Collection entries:
[START]

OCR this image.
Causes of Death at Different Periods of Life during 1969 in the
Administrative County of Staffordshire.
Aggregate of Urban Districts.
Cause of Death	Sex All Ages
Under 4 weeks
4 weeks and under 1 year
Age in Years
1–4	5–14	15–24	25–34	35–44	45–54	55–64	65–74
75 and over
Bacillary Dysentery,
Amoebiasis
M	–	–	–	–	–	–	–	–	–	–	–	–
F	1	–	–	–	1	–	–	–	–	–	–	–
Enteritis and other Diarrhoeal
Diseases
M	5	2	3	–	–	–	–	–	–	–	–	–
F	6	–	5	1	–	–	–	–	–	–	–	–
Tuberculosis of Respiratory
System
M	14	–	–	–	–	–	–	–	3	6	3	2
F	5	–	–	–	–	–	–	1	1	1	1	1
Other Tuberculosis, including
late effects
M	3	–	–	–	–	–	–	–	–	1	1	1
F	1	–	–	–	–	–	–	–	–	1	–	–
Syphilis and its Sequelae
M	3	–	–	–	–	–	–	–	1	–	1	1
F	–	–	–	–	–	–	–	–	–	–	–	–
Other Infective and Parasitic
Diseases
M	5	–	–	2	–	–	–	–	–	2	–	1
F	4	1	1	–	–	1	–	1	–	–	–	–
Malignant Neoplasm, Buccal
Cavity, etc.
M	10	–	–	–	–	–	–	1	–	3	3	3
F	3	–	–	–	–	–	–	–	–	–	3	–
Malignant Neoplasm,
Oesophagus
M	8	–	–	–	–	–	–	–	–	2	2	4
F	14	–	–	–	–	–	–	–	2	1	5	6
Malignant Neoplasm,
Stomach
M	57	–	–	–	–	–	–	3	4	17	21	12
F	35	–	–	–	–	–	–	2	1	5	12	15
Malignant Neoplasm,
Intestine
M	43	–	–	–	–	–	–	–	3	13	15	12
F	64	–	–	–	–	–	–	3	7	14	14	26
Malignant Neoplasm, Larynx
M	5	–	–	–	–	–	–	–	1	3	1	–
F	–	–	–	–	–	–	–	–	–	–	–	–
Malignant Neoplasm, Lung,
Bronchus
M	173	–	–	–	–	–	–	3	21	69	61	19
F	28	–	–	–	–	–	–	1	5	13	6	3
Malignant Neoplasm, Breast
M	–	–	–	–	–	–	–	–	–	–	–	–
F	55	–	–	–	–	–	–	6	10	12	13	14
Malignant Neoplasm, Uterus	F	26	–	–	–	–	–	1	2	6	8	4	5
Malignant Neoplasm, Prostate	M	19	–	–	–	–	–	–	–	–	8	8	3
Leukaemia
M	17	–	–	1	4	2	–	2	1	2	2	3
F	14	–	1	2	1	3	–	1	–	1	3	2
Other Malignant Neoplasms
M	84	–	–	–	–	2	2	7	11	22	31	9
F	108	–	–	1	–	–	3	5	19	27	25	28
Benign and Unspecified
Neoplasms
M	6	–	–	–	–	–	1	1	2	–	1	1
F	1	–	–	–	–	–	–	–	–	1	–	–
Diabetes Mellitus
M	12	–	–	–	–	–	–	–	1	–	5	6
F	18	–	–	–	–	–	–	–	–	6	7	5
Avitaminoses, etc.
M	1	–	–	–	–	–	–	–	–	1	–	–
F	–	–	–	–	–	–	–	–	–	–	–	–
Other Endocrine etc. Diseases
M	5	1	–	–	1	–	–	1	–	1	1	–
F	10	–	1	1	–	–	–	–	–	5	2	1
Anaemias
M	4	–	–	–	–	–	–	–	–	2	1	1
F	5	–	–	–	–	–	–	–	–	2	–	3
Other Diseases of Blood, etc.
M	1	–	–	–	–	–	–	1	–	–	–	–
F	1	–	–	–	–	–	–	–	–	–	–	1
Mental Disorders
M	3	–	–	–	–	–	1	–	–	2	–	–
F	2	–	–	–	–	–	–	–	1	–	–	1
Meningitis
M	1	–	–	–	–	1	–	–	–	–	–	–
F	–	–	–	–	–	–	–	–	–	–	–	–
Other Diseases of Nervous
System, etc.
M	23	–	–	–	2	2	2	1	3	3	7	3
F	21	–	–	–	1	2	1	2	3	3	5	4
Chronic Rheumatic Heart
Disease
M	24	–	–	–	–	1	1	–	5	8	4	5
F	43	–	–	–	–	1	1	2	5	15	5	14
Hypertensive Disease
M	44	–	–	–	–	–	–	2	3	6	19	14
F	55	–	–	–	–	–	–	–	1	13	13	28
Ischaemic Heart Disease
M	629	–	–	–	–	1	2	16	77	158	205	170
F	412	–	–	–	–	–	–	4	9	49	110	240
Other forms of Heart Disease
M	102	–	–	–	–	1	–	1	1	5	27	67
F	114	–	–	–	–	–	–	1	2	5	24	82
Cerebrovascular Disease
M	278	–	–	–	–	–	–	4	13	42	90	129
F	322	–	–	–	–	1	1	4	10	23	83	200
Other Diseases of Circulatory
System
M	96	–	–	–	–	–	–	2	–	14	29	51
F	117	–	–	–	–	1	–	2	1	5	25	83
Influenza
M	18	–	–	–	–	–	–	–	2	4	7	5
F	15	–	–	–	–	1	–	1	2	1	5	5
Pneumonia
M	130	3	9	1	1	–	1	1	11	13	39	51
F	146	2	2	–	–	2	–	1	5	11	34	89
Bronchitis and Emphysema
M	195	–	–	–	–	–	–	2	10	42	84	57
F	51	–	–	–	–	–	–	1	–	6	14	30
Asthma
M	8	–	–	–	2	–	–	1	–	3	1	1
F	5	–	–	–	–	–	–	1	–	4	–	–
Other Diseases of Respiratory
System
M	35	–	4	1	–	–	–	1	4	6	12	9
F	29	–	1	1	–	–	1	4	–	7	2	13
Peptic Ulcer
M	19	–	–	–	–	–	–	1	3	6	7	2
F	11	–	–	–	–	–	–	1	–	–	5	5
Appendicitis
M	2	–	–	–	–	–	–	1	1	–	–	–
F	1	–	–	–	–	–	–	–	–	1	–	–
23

[END]

» **Task objective**:
Repeat the records above exactly as they appear.

» **Task result**:
OCR this image.
Causes of Death at Different Periods of Life during 1969 in the
Administrative County of Staffordshire.
Aggregate of Urban Districts.
Cause of Death	Sex All Ages
Under 4 weeks
4 weeks and under 1 year
Age in Years
1–4	5–14	15–24	25–34	35–44	45–54	55–64	65–74
75 and over
Bacillary Dysentery,
Amoebiasis
M	–	–	–	–	–	–	–	–	–	–	–	–
F	1	–	–	–	1	–	–	–	–	–	–	–
Enteritis and other Diarrhoeal
Diseases
M	5	2	3	–	–	–	–	–	–	–	–	–
F	6	–	5	1	–	–	–	–	–	–	–	–
Tuberculosis of Respiratory
System
M	14	–	–	–	–	–	–	–	3	6	3	2
F	5	–	–	–	–	–	–	1	1	1	1	1
Other Tuberculosis, including
late effects
M	3	–	–	–	–	–	–	–	–	1	1	1
F	1	–	–	–	–	–	–	–	–	1	–	–
Syphilis and its Sequelae
M	3	–	–	–	–	–	–	–	1	–	1	1
F	–	–	–	–	–	–	–	–	–	–	–	–
Other Infective and Parasitic
Diseases
M	5	–	–	2	–	–	–	–	–	2	–	1
F	4	1	1	–	–	1	–	1	–	–	–	–
Malignant Neoplasm, Buccal
Cavity, etc.
M	10	–	–	–	–	–	–	1	–	3	3	3
F	3	–	–	–	–	–	–	–	–	–	3	–
Malignant Neoplasm,
Oesophagus
M	8	–	–	–	–	–	–	–	–	2	2	4
F	14	–	–	–	–	–	–	–	2	1	5	6
Malignant Neoplasm,
Stomach
M	57	–	–	–	–	–	–	3	4	17	21	12
F	35	–	–	–	–	–	–	2	1	5	12	15
Malignant Neoplasm,
Intestine
M	43	–	–	–	–	–	–	–	3	13	15	12
F	64	–	–	–	–	–	–	3	7	14	14	26
Malignant Neoplasm, Larynx
M	5	–	–	–	–	–	–	–	1	3	1	–
F	–	–	–	–	–	–	–	–	–	–	–	–
Malignant Neoplasm, Lung,
Bronchus
M	173	–	–	–	–	–	–	3	21	69	61	19
F	28	–	–	–	–	–	–	1	5	13	6	3
Malignant Neoplasm, Breast
M	–	–	–	–	–	–	–	–	–	–	–	–
F	55	–	–	–	–	–	–	6	10	12	13	14
Malignant Neoplasm, Uterus	F	26	–	–	–	–	–	1	2	6	8	4	5
Malignant Neoplasm, Prostate	M	19	–	–	–	–	–	–	–	–	8	8	3
Leukaemia
M	17	–	–	1	4	2	–	2	1	2	2	3
F	14	–	1	2	1	3	–	1	–	1	3	2
Other Malignant Neoplasms
M	84	–	–	–	–	2	2	7	11	22	31	9
F	108	–	–	1	–	–	3	5	19	27	25	28
Benign and Unspecified
Neoplasms
M	6	–	–	–	–	–	1	1	2	–	1	1
F	1	–	–	–	–	–	–	–	–	1	–	–
Diabetes Mellitus
M	12	–	–	–	–	–	–	–	1	–	5	6
F	18	–	–	–	–	–	–	–	–	6	7	5
Avitaminoses, etc.
M	1	–	–	–	–	–	–	–	–	1	–	–
F	–	–	–	–	–	–	–	–	–	–	–	–
Other Endocrine etc. Diseases
M	5	1	–	–	1	–	–	1	–	1	1	–
F	10	–	1	1	–	–	–	–	–	5	2	1
Anaemias
M	4	–	–	–	–	–	–	–	–	2	1	1
F	5	–	–	–	–	–	–	–	–	2	–	3
Other Diseases of Blood, etc.
M	1	–	–	–	–	–	–	1	–	–	–	–
F	1	–	–	–	–	–	–	–	–	–	–	1
Mental Disorders
M	3	–	–	–	–	–	1	–	–	2	–	–
F	2	–	–	–	–	–	–	–	1	–	–	1
Meningitis
M	1	–	–	–	–	1	–	–	–	–	–	–
F	–	–	–	–	–	–	–	–	–	–	–	–
Other Diseases of Nervous
System, etc.
M	23	–	–	–	2	2	2	1	3	3	7	3
F	21	–	–	–	1	2	1	2	3	3	5	4
Chronic Rheumatic Heart
Disease
M	24	–	–	–	–	1	1	–	5	8	4	5
F	43	–	–	–	–	1	1	2	5	15	5	14
Hypertensive Disease
M	44	–	–	–	–	–	–	2	3	6	19	14
F	55	–	–	–	–	–	–	–	1	13	13	28
Ischaemic Heart Disease
M	629	–	–	–	–	1	2	16	77	158	205	170
F	412	–	–	–	–	–	–	4	9	49	110	240
Other forms of Heart Disease
M	102	–	–	–	–	1	–	1	1	5	27	67
F	114	–	–	–	–	–	–	1	2	5	24	82
Cerebrovascular Disease
M	278	–	–	–	–	–	–	4	13	42	90	129
F	322	–	–	–	–	1	1	4	10	23	83	200
Other Diseases of Circulatory
System
M	96	–	–	–	–	–	–	2	–	14	29	51
F	117	–	–	–	–	1	–	2	1	5	25	83
Influenza
M	18	–	–	–	–	–	–	–	2	4	7	5
F	15	–	–	–	–	1	–	1	2	1	5	5
Pneumonia
M	130	3	9	1	1	–	1	1	11	13	39	51
F	146	2	2	–	–	2	–	1	5	11	34	89
Bronchitis and Emphysema
M	195	–	–	–	–	–	–	2	10	42	84	57
F	51	–	–	–	–	–	–	1	–	6	14	30
Asthma
M	8	–	–	–	2	–	–	1	–	3	1	1
F	5	–	–	–	–	–	–	1	–	4	–	–
Other Diseases of Respiratory
System
M	35	–	4	1	–	–	–	1	4	6	12	9
F	29	–	1	1	–	–	1	4	–	7	2	13
Peptic Ulcer
M	19	–	–	–	–	–	–	1	3	6	7	2
F	11	–	–	–	–	–	–	1	–	–	5	5
Appendicitis
M	2	–	–	–	–	–	–	1	1	–	–	–
F	1	–	–	–	–	–	–	–	–	1	–	–
23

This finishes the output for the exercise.